Given entries ▸
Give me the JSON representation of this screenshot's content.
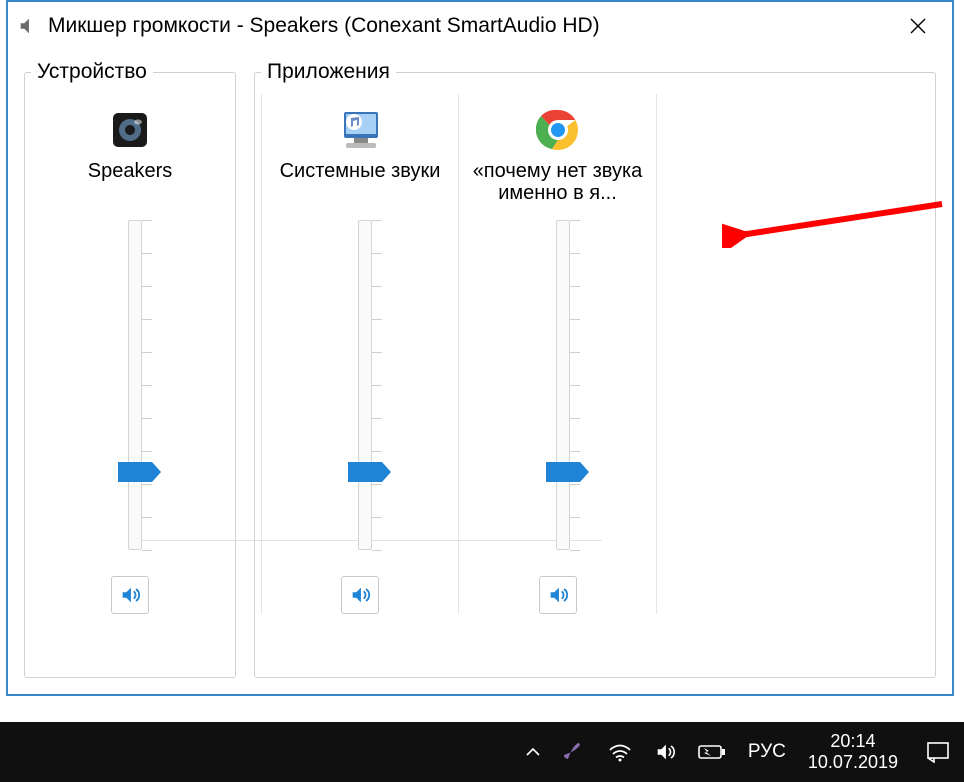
{
  "window": {
    "title": "Микшер громкости - Speakers (Conexant SmartAudio HD)"
  },
  "device_group_label": "Устройство",
  "apps_group_label": "Приложения",
  "channels": {
    "device": {
      "label": "Speakers",
      "level": 22
    },
    "system": {
      "label": "Системные звуки",
      "level": 22
    },
    "chrome": {
      "label": "«почему нет звука именно в я...",
      "level": 22
    }
  },
  "taskbar": {
    "lang": "РУС",
    "time": "20:14",
    "date": "10.07.2019"
  },
  "ticks": [
    0,
    10,
    20,
    30,
    40,
    50,
    60,
    70,
    80,
    90,
    100
  ]
}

Required task ▸ Give all the entries again exactly, dropping each picture.

Answer to the exercise ▸
Give me the JSON representation of this screenshot's content.
{
  "window": {
    "title": "Микшер громкости - Speakers (Conexant SmartAudio HD)"
  },
  "device_group_label": "Устройство",
  "apps_group_label": "Приложения",
  "channels": {
    "device": {
      "label": "Speakers",
      "level": 22
    },
    "system": {
      "label": "Системные звуки",
      "level": 22
    },
    "chrome": {
      "label": "«почему нет звука именно в я...",
      "level": 22
    }
  },
  "taskbar": {
    "lang": "РУС",
    "time": "20:14",
    "date": "10.07.2019"
  },
  "ticks": [
    0,
    10,
    20,
    30,
    40,
    50,
    60,
    70,
    80,
    90,
    100
  ]
}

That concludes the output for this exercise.